THE TASK: Rewrite every line of these records with "table-row" changed to "grid-row" and everything else left as it is. Leave the pictures out of your answer.

====== RECORDS TO USE ======

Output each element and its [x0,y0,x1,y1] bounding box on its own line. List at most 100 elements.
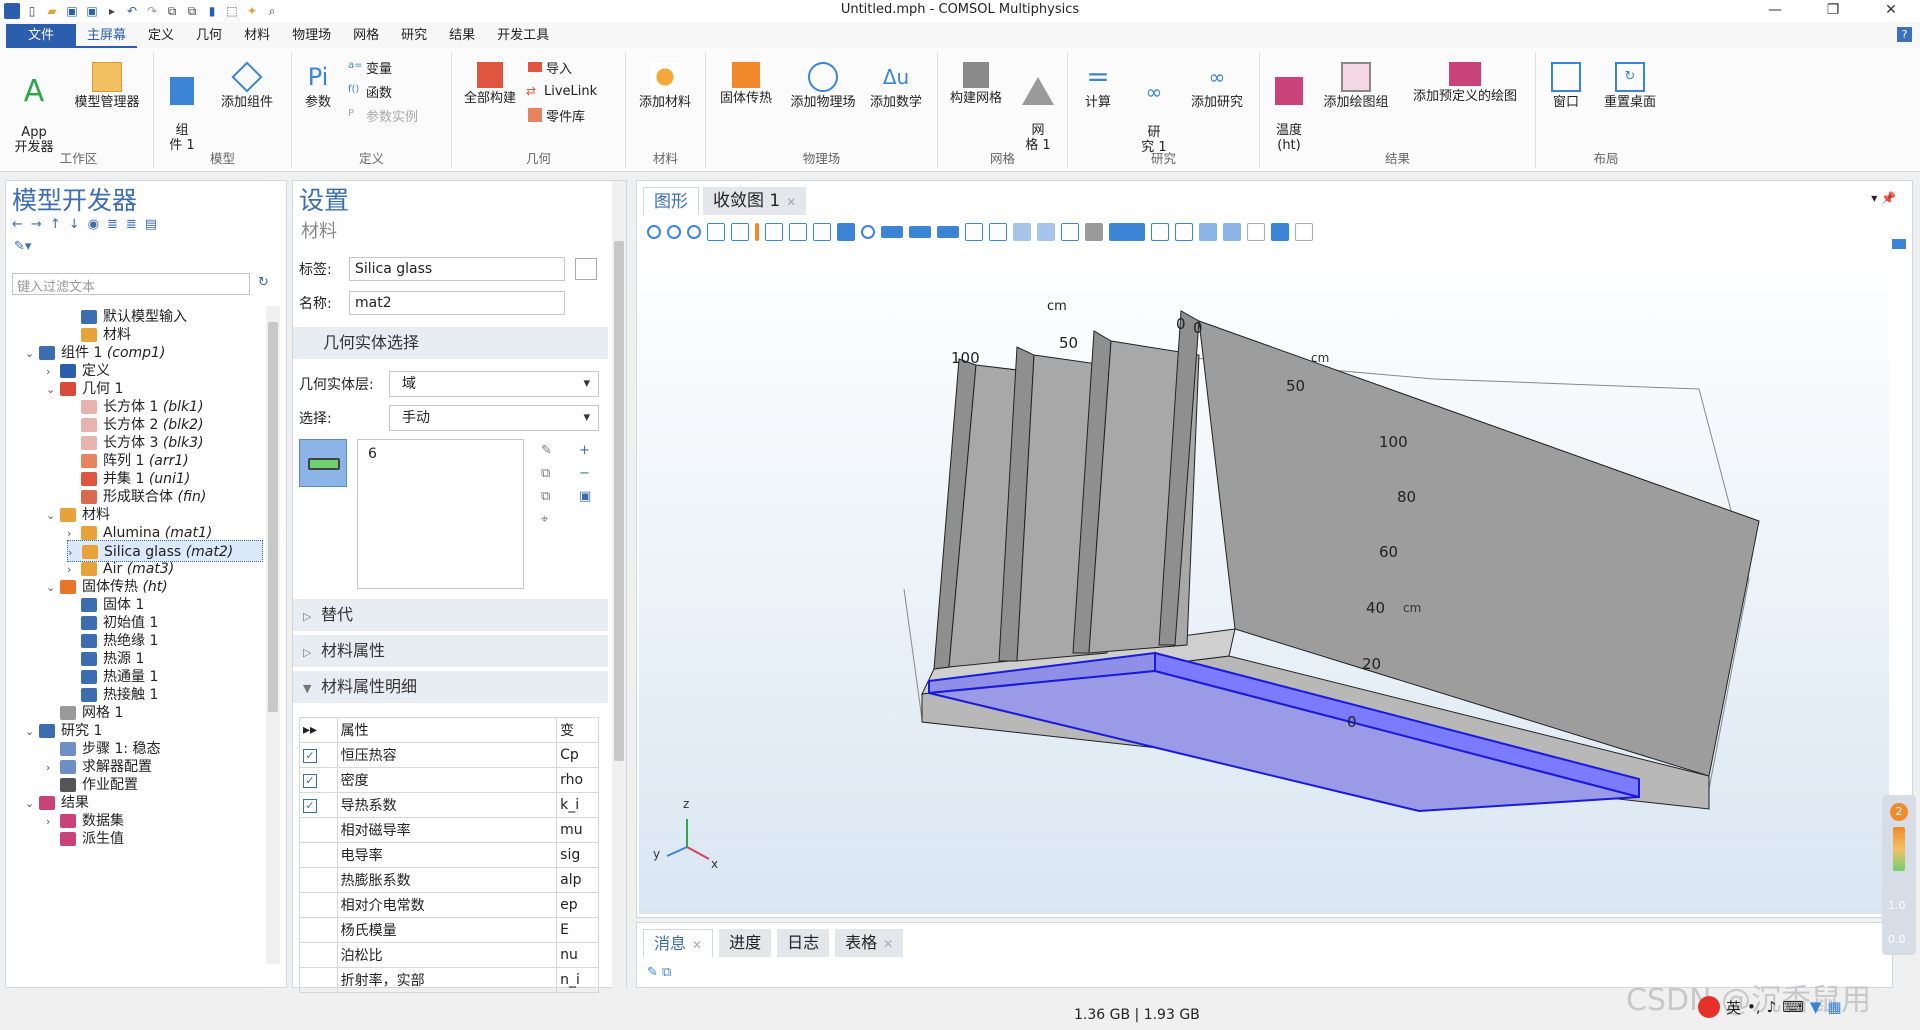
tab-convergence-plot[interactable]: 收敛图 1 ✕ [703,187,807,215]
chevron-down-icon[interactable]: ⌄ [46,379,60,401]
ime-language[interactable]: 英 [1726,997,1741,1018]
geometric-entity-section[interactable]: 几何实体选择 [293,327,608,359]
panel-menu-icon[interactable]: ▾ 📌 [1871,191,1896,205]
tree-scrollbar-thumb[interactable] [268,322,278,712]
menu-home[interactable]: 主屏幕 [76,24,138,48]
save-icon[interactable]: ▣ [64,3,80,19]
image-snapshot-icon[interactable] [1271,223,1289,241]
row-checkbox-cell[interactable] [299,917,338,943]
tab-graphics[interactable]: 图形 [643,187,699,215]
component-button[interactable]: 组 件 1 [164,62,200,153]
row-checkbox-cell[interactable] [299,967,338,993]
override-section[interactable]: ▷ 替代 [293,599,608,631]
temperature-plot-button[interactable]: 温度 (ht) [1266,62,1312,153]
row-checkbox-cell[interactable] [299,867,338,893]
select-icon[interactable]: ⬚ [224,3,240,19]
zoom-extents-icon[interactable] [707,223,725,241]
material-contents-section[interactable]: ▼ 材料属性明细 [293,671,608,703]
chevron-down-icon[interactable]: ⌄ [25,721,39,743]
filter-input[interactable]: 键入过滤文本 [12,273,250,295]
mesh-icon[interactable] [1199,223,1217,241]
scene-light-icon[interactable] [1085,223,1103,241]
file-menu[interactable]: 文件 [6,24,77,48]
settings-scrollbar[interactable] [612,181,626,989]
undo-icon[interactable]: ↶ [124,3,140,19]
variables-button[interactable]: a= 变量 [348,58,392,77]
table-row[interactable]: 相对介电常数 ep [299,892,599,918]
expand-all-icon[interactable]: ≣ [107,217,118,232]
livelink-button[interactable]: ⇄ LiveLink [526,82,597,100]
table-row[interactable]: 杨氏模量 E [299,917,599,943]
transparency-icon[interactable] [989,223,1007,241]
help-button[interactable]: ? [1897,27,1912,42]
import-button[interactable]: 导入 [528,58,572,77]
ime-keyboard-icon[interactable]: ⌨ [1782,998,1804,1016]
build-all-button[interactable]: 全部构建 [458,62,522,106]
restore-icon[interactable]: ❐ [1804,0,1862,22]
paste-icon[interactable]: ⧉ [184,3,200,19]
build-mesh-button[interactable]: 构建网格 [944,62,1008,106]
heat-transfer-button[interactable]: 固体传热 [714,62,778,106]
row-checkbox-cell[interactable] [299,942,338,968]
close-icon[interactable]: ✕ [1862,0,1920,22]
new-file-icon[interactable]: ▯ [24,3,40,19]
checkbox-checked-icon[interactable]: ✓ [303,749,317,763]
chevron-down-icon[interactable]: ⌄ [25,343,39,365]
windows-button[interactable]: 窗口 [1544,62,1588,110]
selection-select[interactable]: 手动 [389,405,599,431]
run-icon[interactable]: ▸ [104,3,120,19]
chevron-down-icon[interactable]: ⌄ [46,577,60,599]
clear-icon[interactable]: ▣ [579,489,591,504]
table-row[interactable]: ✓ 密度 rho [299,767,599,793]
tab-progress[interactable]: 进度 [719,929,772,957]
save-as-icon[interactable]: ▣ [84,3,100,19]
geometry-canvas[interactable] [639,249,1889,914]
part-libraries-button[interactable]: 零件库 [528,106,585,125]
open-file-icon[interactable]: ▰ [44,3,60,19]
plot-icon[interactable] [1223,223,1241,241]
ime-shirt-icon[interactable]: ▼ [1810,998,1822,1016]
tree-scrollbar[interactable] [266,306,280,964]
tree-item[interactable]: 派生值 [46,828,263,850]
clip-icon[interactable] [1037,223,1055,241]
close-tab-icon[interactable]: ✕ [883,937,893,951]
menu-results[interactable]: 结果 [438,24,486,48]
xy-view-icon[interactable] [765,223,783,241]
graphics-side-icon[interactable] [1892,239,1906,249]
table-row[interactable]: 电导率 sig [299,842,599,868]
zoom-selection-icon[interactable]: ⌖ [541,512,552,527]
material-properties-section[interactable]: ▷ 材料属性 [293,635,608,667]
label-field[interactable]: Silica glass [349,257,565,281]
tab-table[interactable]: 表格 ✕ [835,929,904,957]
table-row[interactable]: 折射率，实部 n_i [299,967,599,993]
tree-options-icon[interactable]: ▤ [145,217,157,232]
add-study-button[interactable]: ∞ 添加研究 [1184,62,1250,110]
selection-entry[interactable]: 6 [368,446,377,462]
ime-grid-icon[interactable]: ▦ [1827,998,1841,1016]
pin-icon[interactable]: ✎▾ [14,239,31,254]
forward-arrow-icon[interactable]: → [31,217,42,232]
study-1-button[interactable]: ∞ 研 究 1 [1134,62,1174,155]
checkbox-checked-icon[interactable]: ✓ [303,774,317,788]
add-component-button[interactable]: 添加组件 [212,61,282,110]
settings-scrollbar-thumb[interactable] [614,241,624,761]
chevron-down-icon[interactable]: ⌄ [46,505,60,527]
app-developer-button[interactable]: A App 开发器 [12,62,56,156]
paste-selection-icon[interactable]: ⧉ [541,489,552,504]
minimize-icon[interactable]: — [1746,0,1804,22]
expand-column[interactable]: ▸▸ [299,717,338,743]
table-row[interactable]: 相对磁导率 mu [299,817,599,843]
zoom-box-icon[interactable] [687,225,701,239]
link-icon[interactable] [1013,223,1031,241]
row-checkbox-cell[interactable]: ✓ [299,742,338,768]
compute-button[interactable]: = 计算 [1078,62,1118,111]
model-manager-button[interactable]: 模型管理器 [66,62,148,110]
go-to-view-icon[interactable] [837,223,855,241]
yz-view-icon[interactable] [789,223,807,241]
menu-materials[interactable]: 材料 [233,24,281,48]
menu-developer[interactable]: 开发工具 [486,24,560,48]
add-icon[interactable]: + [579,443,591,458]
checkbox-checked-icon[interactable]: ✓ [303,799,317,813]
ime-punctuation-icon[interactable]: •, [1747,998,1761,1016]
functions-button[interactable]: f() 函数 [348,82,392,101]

======

SOLUTION TO THIS EXERCISE:
Output each element and its [x0,y0,x1,y1] bounding box on its own line. List at most 100 elements.
tab-convergence-plot[interactable]: 收敛图 1 ✕ [703,187,807,215]
chevron-down-icon[interactable]: ⌄ [46,379,60,401]
ime-language[interactable]: 英 [1726,997,1741,1018]
geometric-entity-section[interactable]: 几何实体选择 [293,327,608,359]
panel-menu-icon[interactable]: ▾ 📌 [1871,191,1896,205]
tree-scrollbar-thumb[interactable] [268,322,278,712]
menu-home[interactable]: 主屏幕 [76,24,138,48]
save-icon[interactable]: ▣ [64,3,80,19]
image-snapshot-icon[interactable] [1271,223,1289,241]
row-checkbox-cell[interactable] [299,917,338,943]
tab-graphics[interactable]: 图形 [643,187,699,215]
component-button[interactable]: 组 件 1 [164,62,200,153]
row-checkbox-cell[interactable] [299,967,338,993]
override-section[interactable]: ▷ 替代 [293,599,608,631]
temperature-plot-button[interactable]: 温度 (ht) [1266,62,1312,153]
row-checkbox-cell[interactable] [299,867,338,893]
select-icon[interactable]: ⬚ [224,3,240,19]
zoom-extents-icon[interactable] [707,223,725,241]
material-contents-section[interactable]: ▼ 材料属性明细 [293,671,608,703]
chevron-down-icon[interactable]: ⌄ [25,721,39,743]
filter-input[interactable]: 键入过滤文本 [12,273,250,295]
mesh-icon[interactable] [1199,223,1217,241]
scene-light-icon[interactable] [1085,223,1103,241]
file-menu[interactable]: 文件 [6,24,77,48]
settings-scrollbar[interactable] [612,181,626,989]
undo-icon[interactable]: ↶ [124,3,140,19]
variables-button[interactable]: a= 变量 [348,58,392,77]
grid-row[interactable]: 相对介电常数 ep [299,892,599,918]
expand-all-icon[interactable]: ≣ [107,217,118,232]
livelink-button[interactable]: ⇄ LiveLink [526,82,597,100]
grid-row[interactable]: 杨氏模量 E [299,917,599,943]
transparency-icon[interactable] [989,223,1007,241]
help-button[interactable]: ? [1897,27,1912,42]
import-button[interactable]: 导入 [528,58,572,77]
ime-keyboard-icon[interactable]: ⌨ [1782,998,1804,1016]
build-all-button[interactable]: 全部构建 [458,62,522,106]
restore-icon[interactable]: ❐ [1804,0,1862,22]
paste-icon[interactable]: ⧉ [184,3,200,19]
build-mesh-button[interactable]: 构建网格 [944,62,1008,106]
heat-transfer-button[interactable]: 固体传热 [714,62,778,106]
row-checkbox-cell[interactable] [299,942,338,968]
close-icon[interactable]: ✕ [1862,0,1920,22]
new-file-icon[interactable]: ▯ [24,3,40,19]
checkbox-checked-icon[interactable]: ✓ [303,749,317,763]
chevron-down-icon[interactable]: ⌄ [25,343,39,365]
windows-button[interactable]: 窗口 [1544,62,1588,110]
selection-select[interactable]: 手动 [389,405,599,431]
run-icon[interactable]: ▸ [104,3,120,19]
chevron-down-icon[interactable]: ⌄ [46,577,60,599]
clear-icon[interactable]: ▣ [579,489,591,504]
grid-row[interactable]: ✓ 密度 rho [299,767,599,793]
tab-progress[interactable]: 进度 [719,929,772,957]
save-as-icon[interactable]: ▣ [84,3,100,19]
geometry-canvas[interactable] [639,249,1889,914]
part-libraries-button[interactable]: 零件库 [528,106,585,125]
open-file-icon[interactable]: ▰ [44,3,60,19]
plot-icon[interactable] [1223,223,1241,241]
ime-shirt-icon[interactable]: ▼ [1810,998,1822,1016]
tree-scrollbar[interactable] [266,306,280,964]
tree-item[interactable]: 派生值 [46,828,263,850]
clip-icon[interactable] [1037,223,1055,241]
close-tab-icon[interactable]: ✕ [883,937,893,951]
menu-results[interactable]: 结果 [438,24,486,48]
xy-view-icon[interactable] [765,223,783,241]
graphics-side-icon[interactable] [1892,239,1906,249]
grid-row[interactable]: 电导率 sig [299,842,599,868]
zoom-selection-icon[interactable]: ⌖ [541,512,552,527]
material-properties-section[interactable]: ▷ 材料属性 [293,635,608,667]
label-field[interactable]: Silica glass [349,257,565,281]
tab-table[interactable]: 表格 ✕ [835,929,904,957]
grid-row[interactable]: 折射率，实部 n_i [299,967,599,993]
tree-options-icon[interactable]: ▤ [145,217,157,232]
add-study-button[interactable]: ∞ 添加研究 [1184,62,1250,110]
selection-entry[interactable]: 6 [368,446,377,462]
ime-grid-icon[interactable]: ▦ [1827,998,1841,1016]
pin-icon[interactable]: ✎▾ [14,239,31,254]
forward-arrow-icon[interactable]: → [31,217,42,232]
study-1-button[interactable]: ∞ 研 究 1 [1134,62,1174,155]
checkbox-checked-icon[interactable]: ✓ [303,774,317,788]
add-component-button[interactable]: 添加组件 [212,61,282,110]
settings-scrollbar-thumb[interactable] [614,241,624,761]
chevron-down-icon[interactable]: ⌄ [46,505,60,527]
app-developer-button[interactable]: A App 开发器 [12,62,56,156]
paste-selection-icon[interactable]: ⧉ [541,489,552,504]
minimize-icon[interactable]: — [1746,0,1804,22]
expand-column[interactable]: ▸▸ [299,717,338,743]
grid-row[interactable]: 相对磁导率 mu [299,817,599,843]
zoom-box-icon[interactable] [687,225,701,239]
link-icon[interactable] [1013,223,1031,241]
row-checkbox-cell[interactable]: ✓ [299,742,338,768]
compute-button[interactable]: = 计算 [1078,62,1118,111]
model-manager-button[interactable]: 模型管理器 [66,62,148,110]
go-to-view-icon[interactable] [837,223,855,241]
yz-view-icon[interactable] [789,223,807,241]
menu-materials[interactable]: 材料 [233,24,281,48]
menu-developer[interactable]: 开发工具 [486,24,560,48]
add-icon[interactable]: + [579,443,591,458]
checkbox-checked-icon[interactable]: ✓ [303,799,317,813]
ime-punctuation-icon[interactable]: •, [1747,998,1761,1016]
functions-button[interactable]: f() 函数 [348,82,392,101]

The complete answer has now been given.